Make an exact copy of the records, with the pictures left out.

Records
-- BEGIN --
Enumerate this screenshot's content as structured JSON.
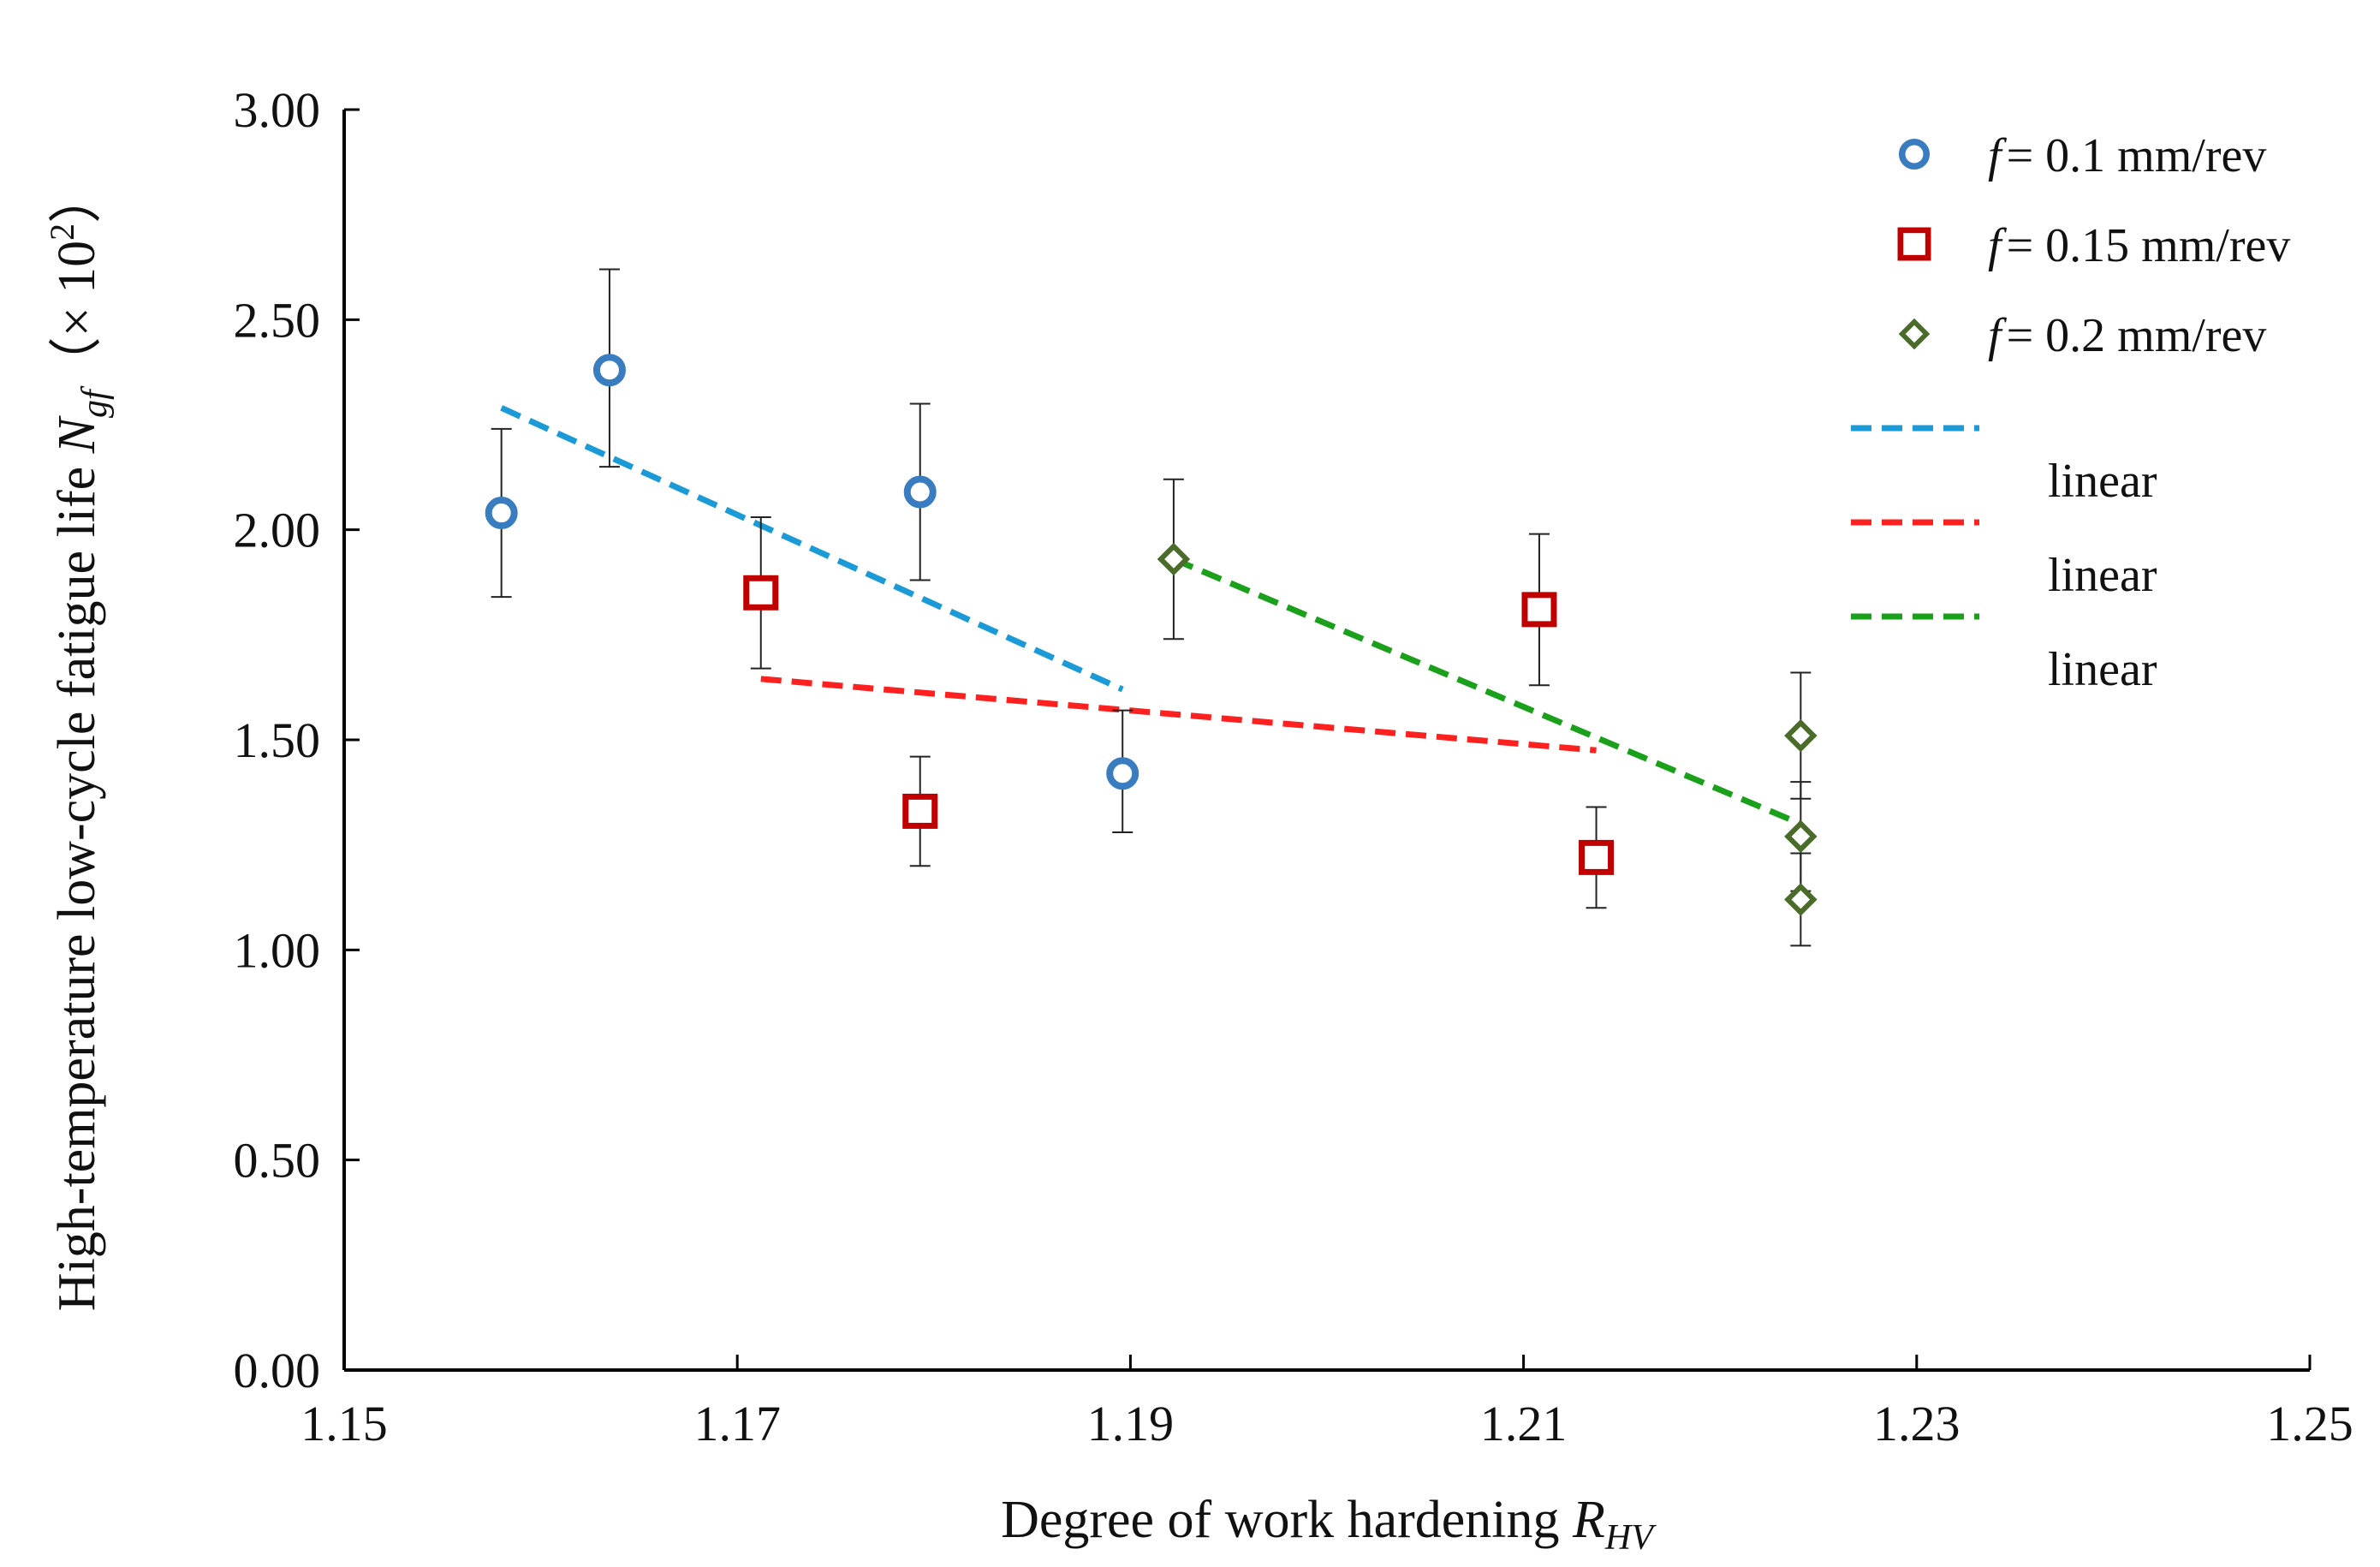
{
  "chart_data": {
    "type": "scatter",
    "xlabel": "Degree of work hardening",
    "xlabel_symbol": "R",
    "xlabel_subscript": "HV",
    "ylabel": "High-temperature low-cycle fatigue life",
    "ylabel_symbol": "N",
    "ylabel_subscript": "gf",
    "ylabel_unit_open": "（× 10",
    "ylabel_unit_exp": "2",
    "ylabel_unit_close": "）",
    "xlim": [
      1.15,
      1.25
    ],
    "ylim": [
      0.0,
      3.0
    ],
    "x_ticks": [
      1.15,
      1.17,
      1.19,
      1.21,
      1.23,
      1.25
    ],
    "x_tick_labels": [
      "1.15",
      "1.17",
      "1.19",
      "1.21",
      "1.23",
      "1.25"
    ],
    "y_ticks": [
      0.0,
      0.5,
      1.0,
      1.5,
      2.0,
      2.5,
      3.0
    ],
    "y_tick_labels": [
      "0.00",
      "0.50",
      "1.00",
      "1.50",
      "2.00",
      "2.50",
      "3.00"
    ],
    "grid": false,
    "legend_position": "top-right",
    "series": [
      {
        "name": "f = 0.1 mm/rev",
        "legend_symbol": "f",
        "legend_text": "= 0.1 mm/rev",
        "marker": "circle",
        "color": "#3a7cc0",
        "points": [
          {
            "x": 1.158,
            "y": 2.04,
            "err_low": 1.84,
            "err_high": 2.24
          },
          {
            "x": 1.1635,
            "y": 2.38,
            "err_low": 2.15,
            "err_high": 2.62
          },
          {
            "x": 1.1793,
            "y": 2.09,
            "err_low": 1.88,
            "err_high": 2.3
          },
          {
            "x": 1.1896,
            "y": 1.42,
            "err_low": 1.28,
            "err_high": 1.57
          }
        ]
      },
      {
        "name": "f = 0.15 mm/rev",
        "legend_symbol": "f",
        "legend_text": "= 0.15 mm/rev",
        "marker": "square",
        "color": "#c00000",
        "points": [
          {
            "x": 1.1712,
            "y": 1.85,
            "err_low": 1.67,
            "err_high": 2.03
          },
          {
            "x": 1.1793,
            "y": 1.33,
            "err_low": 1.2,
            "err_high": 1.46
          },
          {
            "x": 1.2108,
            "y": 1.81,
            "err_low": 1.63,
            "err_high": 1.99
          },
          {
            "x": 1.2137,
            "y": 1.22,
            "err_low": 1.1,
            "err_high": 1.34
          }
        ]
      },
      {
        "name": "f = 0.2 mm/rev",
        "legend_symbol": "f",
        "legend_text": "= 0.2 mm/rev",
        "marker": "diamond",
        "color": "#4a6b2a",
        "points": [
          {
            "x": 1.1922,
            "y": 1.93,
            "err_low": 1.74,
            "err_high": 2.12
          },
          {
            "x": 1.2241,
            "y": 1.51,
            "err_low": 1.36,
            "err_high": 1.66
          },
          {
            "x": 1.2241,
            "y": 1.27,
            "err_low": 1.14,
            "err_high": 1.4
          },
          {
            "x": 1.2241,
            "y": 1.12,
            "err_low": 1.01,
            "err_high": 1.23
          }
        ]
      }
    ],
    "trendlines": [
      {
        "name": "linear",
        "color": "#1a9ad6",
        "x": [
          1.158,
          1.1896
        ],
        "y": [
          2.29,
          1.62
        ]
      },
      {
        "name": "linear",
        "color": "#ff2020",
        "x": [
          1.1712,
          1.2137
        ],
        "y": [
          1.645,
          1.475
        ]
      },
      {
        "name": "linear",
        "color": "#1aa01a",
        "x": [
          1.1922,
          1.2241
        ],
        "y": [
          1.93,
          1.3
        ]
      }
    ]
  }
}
-- END --
• _Task response_:
Enumerate this screenshot's content as structured JSON.
{
  "chart_data": {
    "type": "scatter",
    "xlabel": "Degree of work hardening",
    "xlabel_symbol": "R",
    "xlabel_subscript": "HV",
    "ylabel": "High-temperature low-cycle fatigue life",
    "ylabel_symbol": "N",
    "ylabel_subscript": "gf",
    "ylabel_unit_open": "（× 10",
    "ylabel_unit_exp": "2",
    "ylabel_unit_close": "）",
    "xlim": [
      1.15,
      1.25
    ],
    "ylim": [
      0.0,
      3.0
    ],
    "x_ticks": [
      1.15,
      1.17,
      1.19,
      1.21,
      1.23,
      1.25
    ],
    "x_tick_labels": [
      "1.15",
      "1.17",
      "1.19",
      "1.21",
      "1.23",
      "1.25"
    ],
    "y_ticks": [
      0.0,
      0.5,
      1.0,
      1.5,
      2.0,
      2.5,
      3.0
    ],
    "y_tick_labels": [
      "0.00",
      "0.50",
      "1.00",
      "1.50",
      "2.00",
      "2.50",
      "3.00"
    ],
    "grid": false,
    "legend_position": "top-right",
    "series": [
      {
        "name": "f = 0.1 mm/rev",
        "legend_symbol": "f",
        "legend_text": "= 0.1 mm/rev",
        "marker": "circle",
        "color": "#3a7cc0",
        "points": [
          {
            "x": 1.158,
            "y": 2.04,
            "err_low": 1.84,
            "err_high": 2.24
          },
          {
            "x": 1.1635,
            "y": 2.38,
            "err_low": 2.15,
            "err_high": 2.62
          },
          {
            "x": 1.1793,
            "y": 2.09,
            "err_low": 1.88,
            "err_high": 2.3
          },
          {
            "x": 1.1896,
            "y": 1.42,
            "err_low": 1.28,
            "err_high": 1.57
          }
        ]
      },
      {
        "name": "f = 0.15 mm/rev",
        "legend_symbol": "f",
        "legend_text": "= 0.15 mm/rev",
        "marker": "square",
        "color": "#c00000",
        "points": [
          {
            "x": 1.1712,
            "y": 1.85,
            "err_low": 1.67,
            "err_high": 2.03
          },
          {
            "x": 1.1793,
            "y": 1.33,
            "err_low": 1.2,
            "err_high": 1.46
          },
          {
            "x": 1.2108,
            "y": 1.81,
            "err_low": 1.63,
            "err_high": 1.99
          },
          {
            "x": 1.2137,
            "y": 1.22,
            "err_low": 1.1,
            "err_high": 1.34
          }
        ]
      },
      {
        "name": "f = 0.2 mm/rev",
        "legend_symbol": "f",
        "legend_text": "= 0.2 mm/rev",
        "marker": "diamond",
        "color": "#4a6b2a",
        "points": [
          {
            "x": 1.1922,
            "y": 1.93,
            "err_low": 1.74,
            "err_high": 2.12
          },
          {
            "x": 1.2241,
            "y": 1.51,
            "err_low": 1.36,
            "err_high": 1.66
          },
          {
            "x": 1.2241,
            "y": 1.27,
            "err_low": 1.14,
            "err_high": 1.4
          },
          {
            "x": 1.2241,
            "y": 1.12,
            "err_low": 1.01,
            "err_high": 1.23
          }
        ]
      }
    ],
    "trendlines": [
      {
        "name": "linear",
        "color": "#1a9ad6",
        "x": [
          1.158,
          1.1896
        ],
        "y": [
          2.29,
          1.62
        ]
      },
      {
        "name": "linear",
        "color": "#ff2020",
        "x": [
          1.1712,
          1.2137
        ],
        "y": [
          1.645,
          1.475
        ]
      },
      {
        "name": "linear",
        "color": "#1aa01a",
        "x": [
          1.1922,
          1.2241
        ],
        "y": [
          1.93,
          1.3
        ]
      }
    ]
  }
}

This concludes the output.